> Material shown:
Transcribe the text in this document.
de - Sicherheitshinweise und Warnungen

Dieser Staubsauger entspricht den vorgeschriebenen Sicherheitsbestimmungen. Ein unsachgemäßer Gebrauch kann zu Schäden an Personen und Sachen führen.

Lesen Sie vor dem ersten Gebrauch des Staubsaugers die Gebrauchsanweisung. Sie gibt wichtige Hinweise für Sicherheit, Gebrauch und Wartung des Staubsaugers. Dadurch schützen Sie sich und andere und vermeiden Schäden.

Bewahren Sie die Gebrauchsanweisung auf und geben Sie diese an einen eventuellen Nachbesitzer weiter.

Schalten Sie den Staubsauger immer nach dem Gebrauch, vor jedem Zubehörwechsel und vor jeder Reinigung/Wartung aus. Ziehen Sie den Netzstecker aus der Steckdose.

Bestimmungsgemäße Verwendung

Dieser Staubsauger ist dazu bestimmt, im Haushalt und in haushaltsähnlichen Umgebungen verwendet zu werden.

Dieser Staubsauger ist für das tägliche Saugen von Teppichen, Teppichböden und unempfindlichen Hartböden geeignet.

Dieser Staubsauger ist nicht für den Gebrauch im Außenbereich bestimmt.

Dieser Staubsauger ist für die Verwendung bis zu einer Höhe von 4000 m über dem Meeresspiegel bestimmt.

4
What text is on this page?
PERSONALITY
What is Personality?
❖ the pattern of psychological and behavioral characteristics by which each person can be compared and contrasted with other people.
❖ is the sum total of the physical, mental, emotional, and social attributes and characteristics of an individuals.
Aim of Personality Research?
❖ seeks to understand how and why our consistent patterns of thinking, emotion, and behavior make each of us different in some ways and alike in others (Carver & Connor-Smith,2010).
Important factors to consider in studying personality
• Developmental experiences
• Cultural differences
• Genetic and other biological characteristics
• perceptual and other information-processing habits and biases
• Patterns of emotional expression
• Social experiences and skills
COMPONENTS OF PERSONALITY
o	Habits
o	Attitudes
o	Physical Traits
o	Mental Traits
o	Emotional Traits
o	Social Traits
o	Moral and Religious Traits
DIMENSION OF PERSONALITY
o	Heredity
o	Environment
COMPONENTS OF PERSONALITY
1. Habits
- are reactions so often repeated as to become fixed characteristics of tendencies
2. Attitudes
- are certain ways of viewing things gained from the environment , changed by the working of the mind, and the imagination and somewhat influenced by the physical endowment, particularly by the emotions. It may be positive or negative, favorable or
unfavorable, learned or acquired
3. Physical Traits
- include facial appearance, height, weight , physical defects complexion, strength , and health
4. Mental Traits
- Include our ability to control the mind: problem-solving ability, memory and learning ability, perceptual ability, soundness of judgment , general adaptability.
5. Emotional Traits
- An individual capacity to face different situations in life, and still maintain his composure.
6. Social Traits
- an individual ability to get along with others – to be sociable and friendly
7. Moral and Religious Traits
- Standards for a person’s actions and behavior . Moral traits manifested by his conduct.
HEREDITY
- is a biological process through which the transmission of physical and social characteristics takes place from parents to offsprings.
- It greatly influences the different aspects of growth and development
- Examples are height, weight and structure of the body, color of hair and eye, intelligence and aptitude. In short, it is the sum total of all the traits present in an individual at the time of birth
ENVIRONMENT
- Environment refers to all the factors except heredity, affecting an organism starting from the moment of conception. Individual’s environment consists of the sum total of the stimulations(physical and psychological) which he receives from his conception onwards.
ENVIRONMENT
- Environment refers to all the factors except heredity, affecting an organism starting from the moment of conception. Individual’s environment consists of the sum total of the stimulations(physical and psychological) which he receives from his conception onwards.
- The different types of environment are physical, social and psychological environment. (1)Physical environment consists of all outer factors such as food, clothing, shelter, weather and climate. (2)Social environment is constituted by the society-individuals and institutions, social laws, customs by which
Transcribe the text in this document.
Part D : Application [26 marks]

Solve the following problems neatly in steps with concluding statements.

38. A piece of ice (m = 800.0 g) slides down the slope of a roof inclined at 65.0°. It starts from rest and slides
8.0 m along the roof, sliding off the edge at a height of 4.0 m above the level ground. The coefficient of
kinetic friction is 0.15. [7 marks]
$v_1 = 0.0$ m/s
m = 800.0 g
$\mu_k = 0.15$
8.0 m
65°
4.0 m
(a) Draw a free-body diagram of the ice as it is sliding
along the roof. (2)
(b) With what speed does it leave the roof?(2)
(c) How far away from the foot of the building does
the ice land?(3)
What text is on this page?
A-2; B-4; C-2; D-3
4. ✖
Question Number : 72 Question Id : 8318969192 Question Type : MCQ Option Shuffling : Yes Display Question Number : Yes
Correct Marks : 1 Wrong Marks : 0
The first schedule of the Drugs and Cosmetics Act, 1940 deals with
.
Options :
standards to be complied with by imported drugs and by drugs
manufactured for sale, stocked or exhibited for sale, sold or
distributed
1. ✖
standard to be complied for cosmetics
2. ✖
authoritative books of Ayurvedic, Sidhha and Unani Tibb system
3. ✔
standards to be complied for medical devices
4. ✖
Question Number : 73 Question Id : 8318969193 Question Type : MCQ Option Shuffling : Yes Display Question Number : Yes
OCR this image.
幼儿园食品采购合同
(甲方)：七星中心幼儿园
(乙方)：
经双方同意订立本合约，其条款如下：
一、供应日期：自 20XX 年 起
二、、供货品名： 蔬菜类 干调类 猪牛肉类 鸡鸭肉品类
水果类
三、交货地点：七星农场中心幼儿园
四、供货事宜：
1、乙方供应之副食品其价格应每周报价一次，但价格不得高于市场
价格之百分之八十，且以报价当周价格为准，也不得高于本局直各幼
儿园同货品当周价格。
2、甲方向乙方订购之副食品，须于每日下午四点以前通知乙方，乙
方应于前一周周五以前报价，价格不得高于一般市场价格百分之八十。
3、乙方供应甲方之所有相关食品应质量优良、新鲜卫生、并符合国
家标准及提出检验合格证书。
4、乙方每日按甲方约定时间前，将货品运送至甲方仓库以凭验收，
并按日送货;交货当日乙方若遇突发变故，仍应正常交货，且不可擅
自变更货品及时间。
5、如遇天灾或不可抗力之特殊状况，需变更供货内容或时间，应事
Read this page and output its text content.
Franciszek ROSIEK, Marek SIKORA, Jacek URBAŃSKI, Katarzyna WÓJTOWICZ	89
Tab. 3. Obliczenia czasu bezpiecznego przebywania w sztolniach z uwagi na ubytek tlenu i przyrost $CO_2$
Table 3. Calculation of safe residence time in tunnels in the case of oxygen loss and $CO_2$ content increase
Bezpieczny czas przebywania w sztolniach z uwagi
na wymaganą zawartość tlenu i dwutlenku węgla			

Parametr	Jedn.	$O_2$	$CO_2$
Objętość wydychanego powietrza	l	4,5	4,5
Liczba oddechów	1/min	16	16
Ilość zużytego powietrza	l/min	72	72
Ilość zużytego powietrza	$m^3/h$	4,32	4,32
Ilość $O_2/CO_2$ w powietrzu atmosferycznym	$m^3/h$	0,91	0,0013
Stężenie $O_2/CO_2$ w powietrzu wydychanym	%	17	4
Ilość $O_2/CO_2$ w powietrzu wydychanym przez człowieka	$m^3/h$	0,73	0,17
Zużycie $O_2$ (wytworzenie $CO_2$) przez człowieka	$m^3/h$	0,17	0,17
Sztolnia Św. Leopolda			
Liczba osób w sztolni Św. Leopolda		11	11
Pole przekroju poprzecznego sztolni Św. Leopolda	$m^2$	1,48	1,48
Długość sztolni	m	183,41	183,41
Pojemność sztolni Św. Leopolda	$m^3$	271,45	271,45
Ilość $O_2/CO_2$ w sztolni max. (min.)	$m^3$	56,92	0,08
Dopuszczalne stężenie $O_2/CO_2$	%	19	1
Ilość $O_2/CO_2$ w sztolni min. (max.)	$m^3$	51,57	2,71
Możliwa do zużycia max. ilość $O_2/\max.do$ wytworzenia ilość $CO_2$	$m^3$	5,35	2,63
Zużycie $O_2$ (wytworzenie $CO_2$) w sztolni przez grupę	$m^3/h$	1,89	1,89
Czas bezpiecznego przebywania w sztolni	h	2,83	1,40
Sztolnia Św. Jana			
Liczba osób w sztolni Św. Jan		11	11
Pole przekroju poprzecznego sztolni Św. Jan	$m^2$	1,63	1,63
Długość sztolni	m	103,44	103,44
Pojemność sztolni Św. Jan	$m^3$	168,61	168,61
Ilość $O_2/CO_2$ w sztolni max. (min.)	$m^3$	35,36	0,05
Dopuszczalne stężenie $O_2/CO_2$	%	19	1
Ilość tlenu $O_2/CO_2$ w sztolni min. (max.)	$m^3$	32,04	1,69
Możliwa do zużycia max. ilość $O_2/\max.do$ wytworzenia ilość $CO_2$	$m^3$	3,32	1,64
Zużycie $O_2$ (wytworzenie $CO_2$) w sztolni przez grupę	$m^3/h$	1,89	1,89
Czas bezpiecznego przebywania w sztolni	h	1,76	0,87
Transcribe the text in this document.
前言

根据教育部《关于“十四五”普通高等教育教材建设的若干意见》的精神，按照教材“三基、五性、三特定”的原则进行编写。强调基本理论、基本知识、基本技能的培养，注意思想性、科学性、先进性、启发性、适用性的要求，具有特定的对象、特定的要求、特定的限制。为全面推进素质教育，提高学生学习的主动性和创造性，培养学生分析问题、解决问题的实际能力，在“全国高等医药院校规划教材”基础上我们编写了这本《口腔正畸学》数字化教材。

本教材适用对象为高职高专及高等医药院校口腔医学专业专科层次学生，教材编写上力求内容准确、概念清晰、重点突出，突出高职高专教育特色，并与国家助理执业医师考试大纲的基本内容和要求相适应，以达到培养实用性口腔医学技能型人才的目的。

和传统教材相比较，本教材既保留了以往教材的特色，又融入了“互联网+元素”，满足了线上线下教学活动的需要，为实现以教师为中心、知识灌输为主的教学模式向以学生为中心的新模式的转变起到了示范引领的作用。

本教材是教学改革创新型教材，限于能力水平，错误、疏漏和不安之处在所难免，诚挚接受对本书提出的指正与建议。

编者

> Task brief: Search the entries for "factors" and copy out each line that has it.

> Right answer:
Important factors to consider in studying personality
- Environment refers to all the factors except heredity, affecting an organism starting from the moment of conception. Individual’s environment consists of the sum total of the stimulations(physical and psychological) which he receives from his conception onwards.
- Environment refers to all the factors except heredity, affecting an organism starting from the moment of conception. Individual’s environment consists of the sum total of the stimulations(physical and psychological) which he receives from his conception onwards.
- The different types of environment are physical, social and psychological environment. (1)Physical environment consists of all outer factors such as food, clothing, shelter, weather and climate. (2)Social environment is constituted by the society-individuals and institutions, social laws, customs by which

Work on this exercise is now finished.